__PROBLEM__
Write out all lines holding the word "value".

__Items from a data source__
_____

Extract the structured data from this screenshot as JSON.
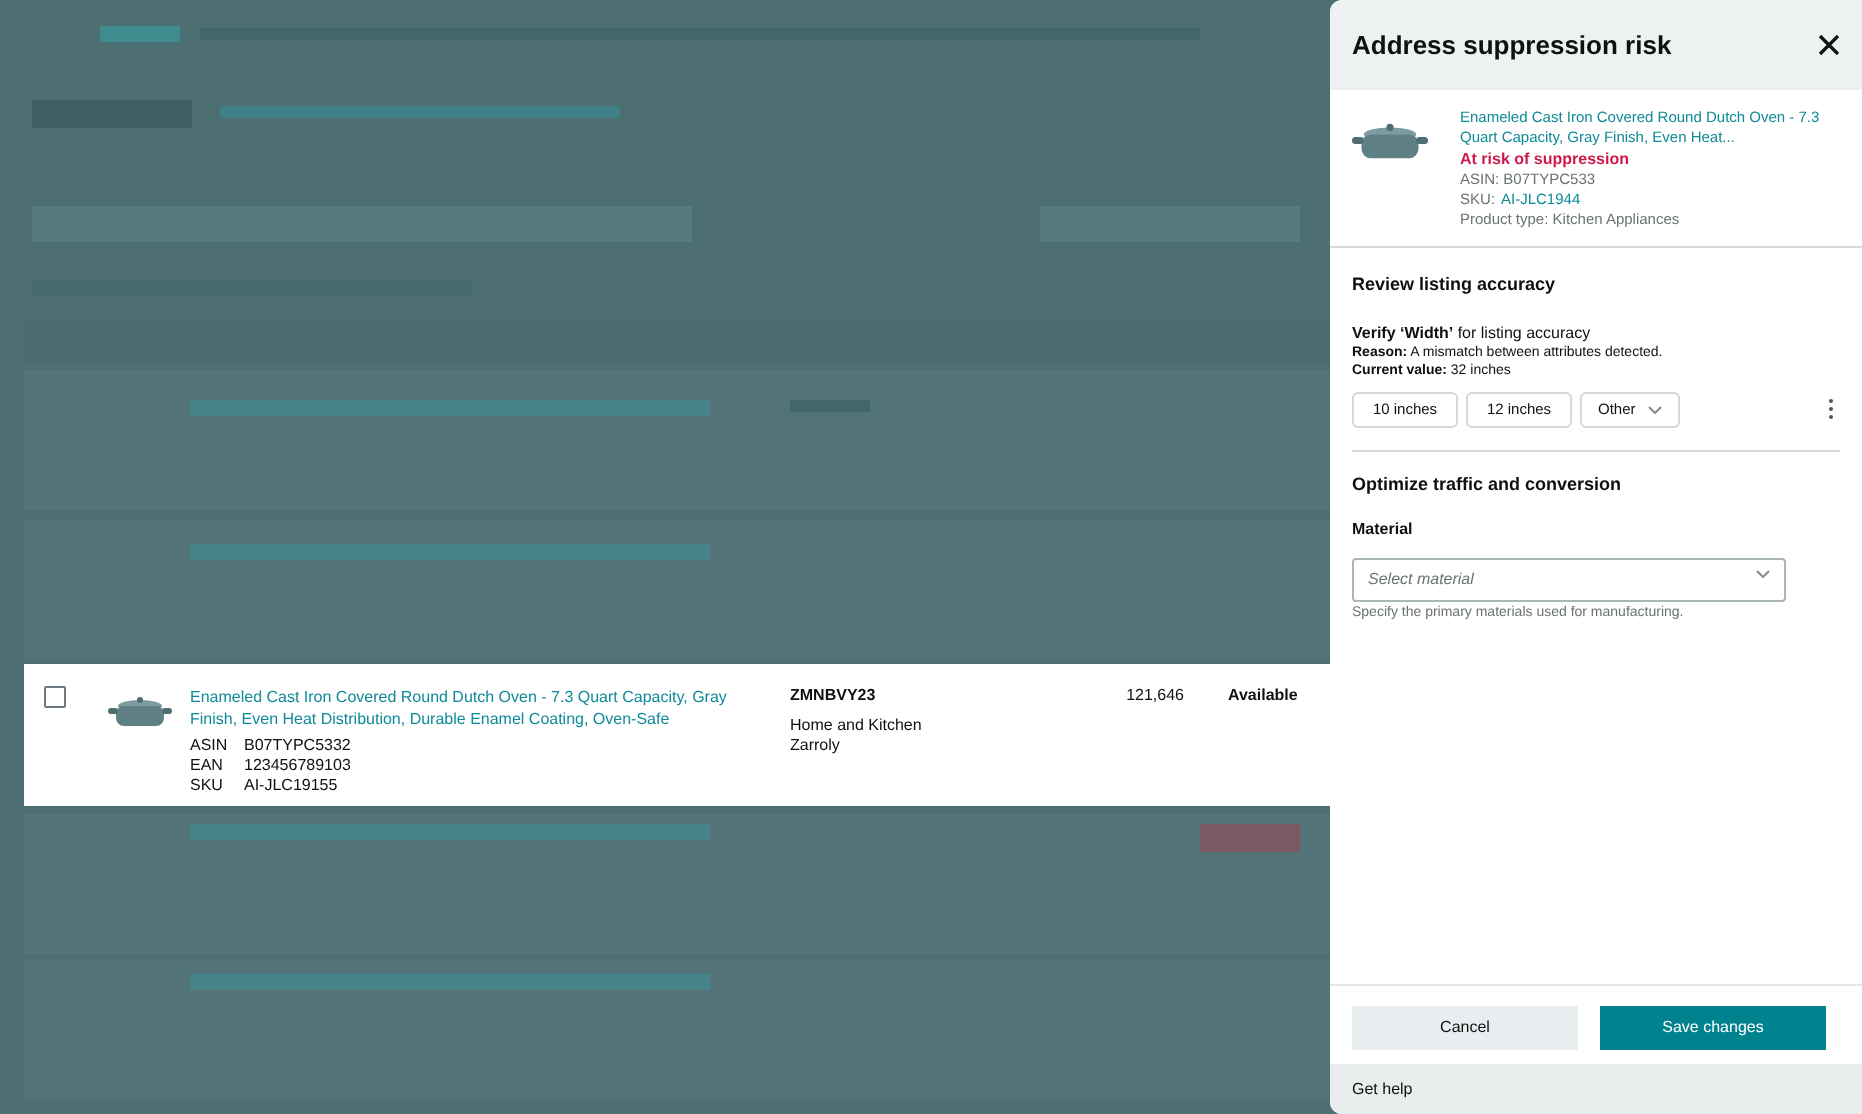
{
  "row": {
    "checked": false,
    "title": "Enameled Cast Iron Covered Round Dutch Oven - 7.3 Quart Capacity, Gray Finish, Even Heat Distribution, Durable Enamel Coating, Oven-Safe",
    "identifiers": [
      {
        "label": "ASIN",
        "value": "B07TYPC5332"
      },
      {
        "label": "EAN",
        "value": "123456789103"
      },
      {
        "label": "SKU",
        "value": "AI-JLC19155"
      }
    ],
    "seller_sku": "ZMNBVY23",
    "category": "Home and Kitchen",
    "brand": "Zarroly",
    "count": "121,646",
    "availability": "Available"
  },
  "panel": {
    "title": "Address suppression risk",
    "product": {
      "title": "Enameled Cast Iron Covered Round Dutch Oven - 7.3 Quart Capacity, Gray Finish, Even Heat...",
      "status": "At risk of suppression",
      "asin": "ASIN: B07TYPC533",
      "sku_label": "SKU:",
      "sku": "AI-JLC1944",
      "product_type": "Product type: Kitchen Appliances"
    },
    "review": {
      "heading": "Review listing accuracy",
      "verify": "**Verify ‘Width’** for listing accuracy",
      "reason": "**Reason:** A mismatch between attributes detected.",
      "current": "**Current value:** 32 inches",
      "options": [
        {
          "label": "10 inches",
          "kind": "button"
        },
        {
          "label": "12 inches",
          "kind": "button"
        },
        {
          "label": "Other",
          "kind": "dropdown"
        }
      ]
    },
    "optimize": {
      "heading": "Optimize traffic and conversion",
      "field_label": "Material",
      "placeholder": "Select material",
      "hint": "Specify the primary materials used for manufacturing."
    },
    "buttons": {
      "cancel": "Cancel",
      "save": "Save changes"
    },
    "help": "Get help"
  }
}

_____

__EXERCISE RESPONSE__
        "value": "B07TYPC5332"
        "value": "123456789103"
        "value": "AI-JLC19155"
      "current": "**Current value:** 32 inches",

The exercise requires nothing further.